## TASK INSTRUCTIONS
Reproduce the lines verbatim, beginning with the line containing "Itemize 42 of" and continuing through the line containing "- annotation: France: [424, 616, 495, 634]".
━━━━━ RECORDS SHOWN ━━━━━
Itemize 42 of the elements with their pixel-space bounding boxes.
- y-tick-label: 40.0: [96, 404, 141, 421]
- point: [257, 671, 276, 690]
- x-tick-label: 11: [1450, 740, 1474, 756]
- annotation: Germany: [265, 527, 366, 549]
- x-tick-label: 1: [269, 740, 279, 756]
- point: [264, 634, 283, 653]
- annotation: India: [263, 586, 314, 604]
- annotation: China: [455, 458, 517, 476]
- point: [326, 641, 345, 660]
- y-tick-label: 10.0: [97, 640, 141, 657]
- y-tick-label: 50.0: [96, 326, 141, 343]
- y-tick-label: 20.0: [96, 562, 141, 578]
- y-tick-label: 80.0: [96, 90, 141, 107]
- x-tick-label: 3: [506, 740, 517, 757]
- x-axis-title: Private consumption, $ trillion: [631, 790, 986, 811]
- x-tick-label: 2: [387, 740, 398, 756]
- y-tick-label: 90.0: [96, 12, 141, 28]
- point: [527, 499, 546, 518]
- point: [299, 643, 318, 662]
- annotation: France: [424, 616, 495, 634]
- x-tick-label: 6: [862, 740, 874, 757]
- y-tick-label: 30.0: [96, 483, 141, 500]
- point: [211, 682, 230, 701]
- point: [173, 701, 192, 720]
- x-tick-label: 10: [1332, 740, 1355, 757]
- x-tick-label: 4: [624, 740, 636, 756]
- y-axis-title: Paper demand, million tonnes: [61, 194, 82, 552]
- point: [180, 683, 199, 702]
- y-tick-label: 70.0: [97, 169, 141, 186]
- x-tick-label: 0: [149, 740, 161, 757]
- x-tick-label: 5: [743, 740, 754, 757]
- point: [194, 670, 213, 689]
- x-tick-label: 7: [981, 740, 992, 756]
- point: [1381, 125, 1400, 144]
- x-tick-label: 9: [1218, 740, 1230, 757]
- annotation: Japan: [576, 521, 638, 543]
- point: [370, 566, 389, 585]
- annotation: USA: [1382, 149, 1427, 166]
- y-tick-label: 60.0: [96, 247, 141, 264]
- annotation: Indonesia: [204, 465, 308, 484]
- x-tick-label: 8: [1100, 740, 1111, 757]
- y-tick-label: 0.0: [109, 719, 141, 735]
━━━━━
━━━━━ RECORDS SHOWN ━━━━━
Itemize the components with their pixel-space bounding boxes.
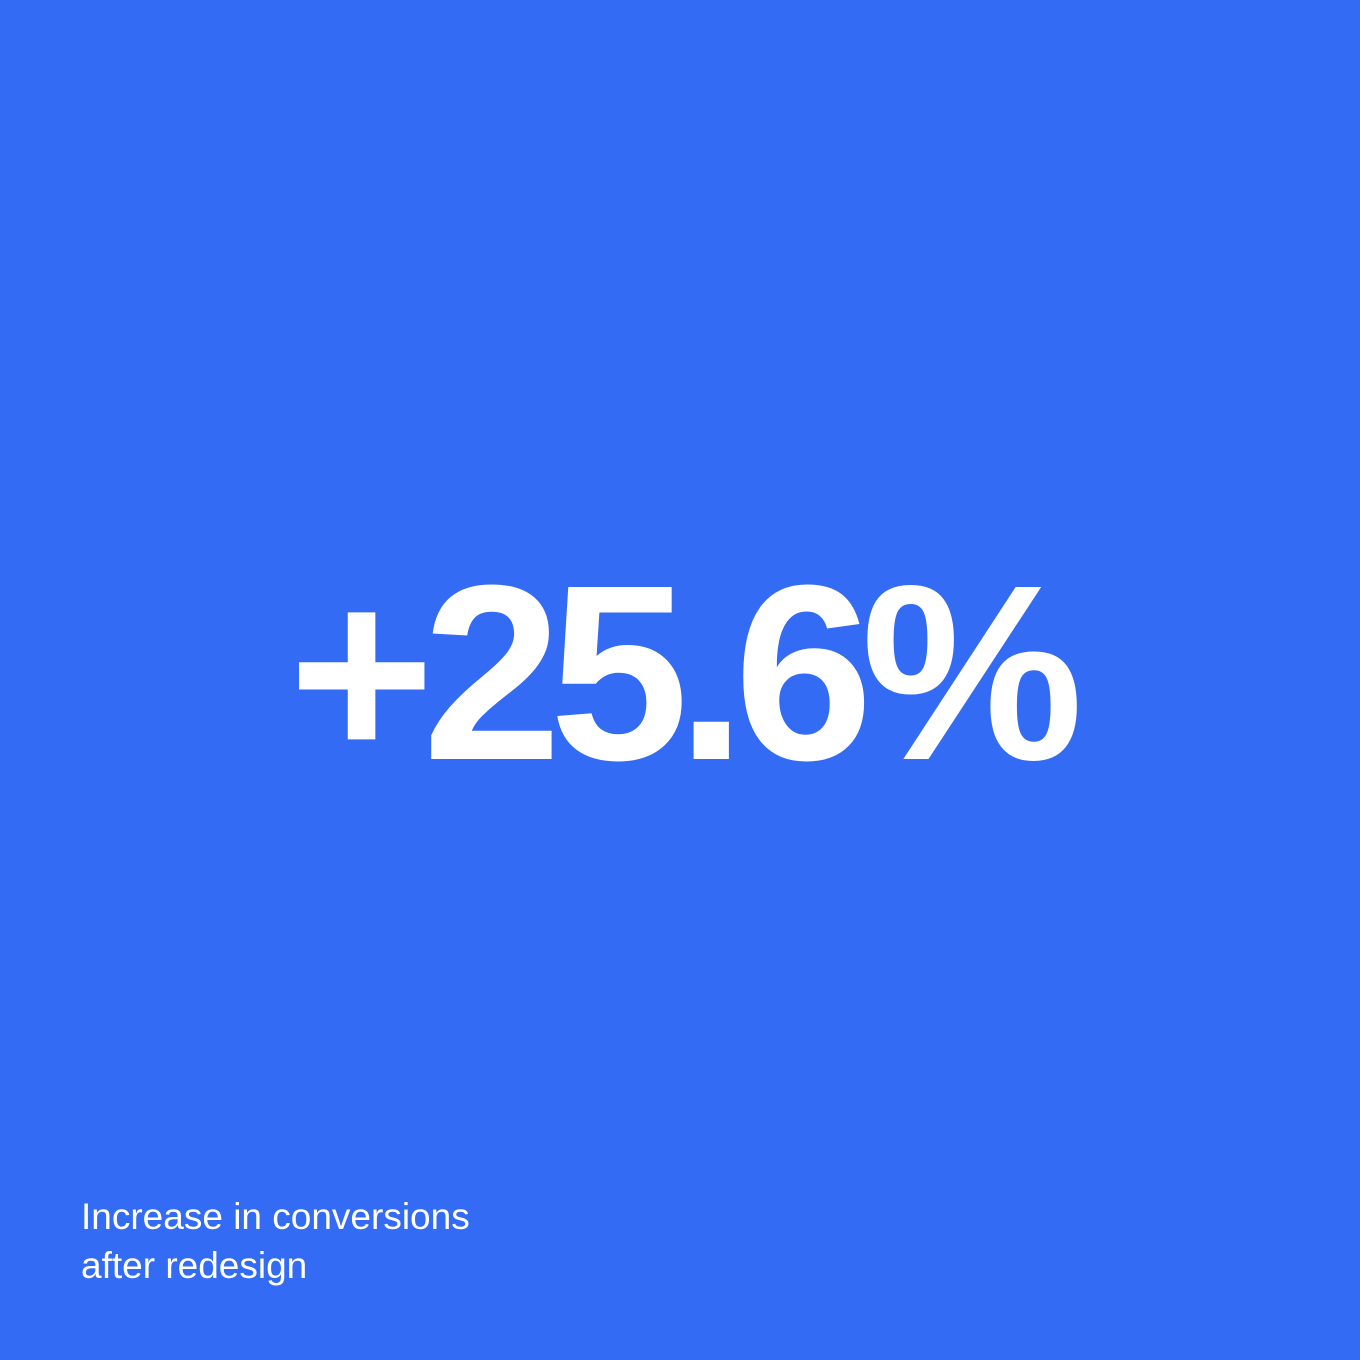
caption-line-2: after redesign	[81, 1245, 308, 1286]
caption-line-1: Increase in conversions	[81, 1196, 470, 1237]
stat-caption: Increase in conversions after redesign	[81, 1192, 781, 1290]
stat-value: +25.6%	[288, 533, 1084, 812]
━━━━━
━━━━━ RECORDS SHOWN ━━━━━
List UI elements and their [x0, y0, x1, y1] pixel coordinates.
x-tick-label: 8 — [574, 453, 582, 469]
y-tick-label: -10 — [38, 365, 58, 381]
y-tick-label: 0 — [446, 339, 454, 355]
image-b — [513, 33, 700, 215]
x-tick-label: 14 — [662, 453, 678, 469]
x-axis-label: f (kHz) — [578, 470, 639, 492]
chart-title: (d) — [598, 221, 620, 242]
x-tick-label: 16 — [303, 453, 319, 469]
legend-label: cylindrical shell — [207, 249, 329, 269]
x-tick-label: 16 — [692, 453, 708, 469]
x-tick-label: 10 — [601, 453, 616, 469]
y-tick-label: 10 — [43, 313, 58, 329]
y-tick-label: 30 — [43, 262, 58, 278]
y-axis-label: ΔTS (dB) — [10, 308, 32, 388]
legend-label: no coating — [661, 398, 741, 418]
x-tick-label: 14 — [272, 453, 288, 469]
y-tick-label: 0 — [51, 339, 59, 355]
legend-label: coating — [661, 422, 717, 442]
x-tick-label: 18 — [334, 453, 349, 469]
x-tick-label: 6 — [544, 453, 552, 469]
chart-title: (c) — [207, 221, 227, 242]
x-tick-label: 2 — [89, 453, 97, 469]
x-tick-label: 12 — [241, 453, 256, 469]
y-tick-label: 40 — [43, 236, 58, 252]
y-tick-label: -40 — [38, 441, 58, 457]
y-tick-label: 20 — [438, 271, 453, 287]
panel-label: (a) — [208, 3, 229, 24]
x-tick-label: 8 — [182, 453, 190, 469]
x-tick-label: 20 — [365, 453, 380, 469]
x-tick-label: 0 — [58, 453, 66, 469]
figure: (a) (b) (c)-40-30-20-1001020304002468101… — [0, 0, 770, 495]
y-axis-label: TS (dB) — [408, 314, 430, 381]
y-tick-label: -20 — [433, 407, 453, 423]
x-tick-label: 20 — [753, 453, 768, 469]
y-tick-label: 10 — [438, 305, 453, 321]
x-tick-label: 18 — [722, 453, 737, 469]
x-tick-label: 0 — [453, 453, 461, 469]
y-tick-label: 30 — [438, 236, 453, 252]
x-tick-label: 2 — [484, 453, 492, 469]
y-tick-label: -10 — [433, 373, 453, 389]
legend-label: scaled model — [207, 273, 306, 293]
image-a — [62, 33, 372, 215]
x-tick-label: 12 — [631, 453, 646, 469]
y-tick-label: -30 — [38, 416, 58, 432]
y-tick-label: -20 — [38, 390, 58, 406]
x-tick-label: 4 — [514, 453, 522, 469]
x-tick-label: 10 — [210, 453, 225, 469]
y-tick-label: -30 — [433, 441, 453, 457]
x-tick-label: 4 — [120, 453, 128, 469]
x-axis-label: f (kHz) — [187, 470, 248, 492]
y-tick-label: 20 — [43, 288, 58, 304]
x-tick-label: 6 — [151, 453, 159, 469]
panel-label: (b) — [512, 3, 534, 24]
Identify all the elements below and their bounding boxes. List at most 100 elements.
━━━━━
## FINAL RESULT
Itemize 42 of the elements with their pixel-space bounding boxes.
- y-tick-label: 40.0: [96, 404, 141, 421]
- point: [257, 671, 276, 690]
- x-tick-label: 11: [1450, 740, 1474, 756]
- annotation: Germany: [265, 527, 366, 549]
- x-tick-label: 1: [269, 740, 279, 756]
- point: [264, 634, 283, 653]
- annotation: India: [263, 586, 314, 604]
- annotation: China: [455, 458, 517, 476]
- point: [326, 641, 345, 660]
- y-tick-label: 10.0: [97, 640, 141, 657]
- y-tick-label: 50.0: [96, 326, 141, 343]
- y-tick-label: 20.0: [96, 562, 141, 578]
- y-tick-label: 80.0: [96, 90, 141, 107]
- x-tick-label: 3: [506, 740, 517, 757]
- x-axis-title: Private consumption, $ trillion: [631, 790, 986, 811]
- x-tick-label: 2: [387, 740, 398, 756]
- y-tick-label: 90.0: [96, 12, 141, 28]
- point: [527, 499, 546, 518]
- point: [299, 643, 318, 662]
- annotation: France: [424, 616, 495, 634]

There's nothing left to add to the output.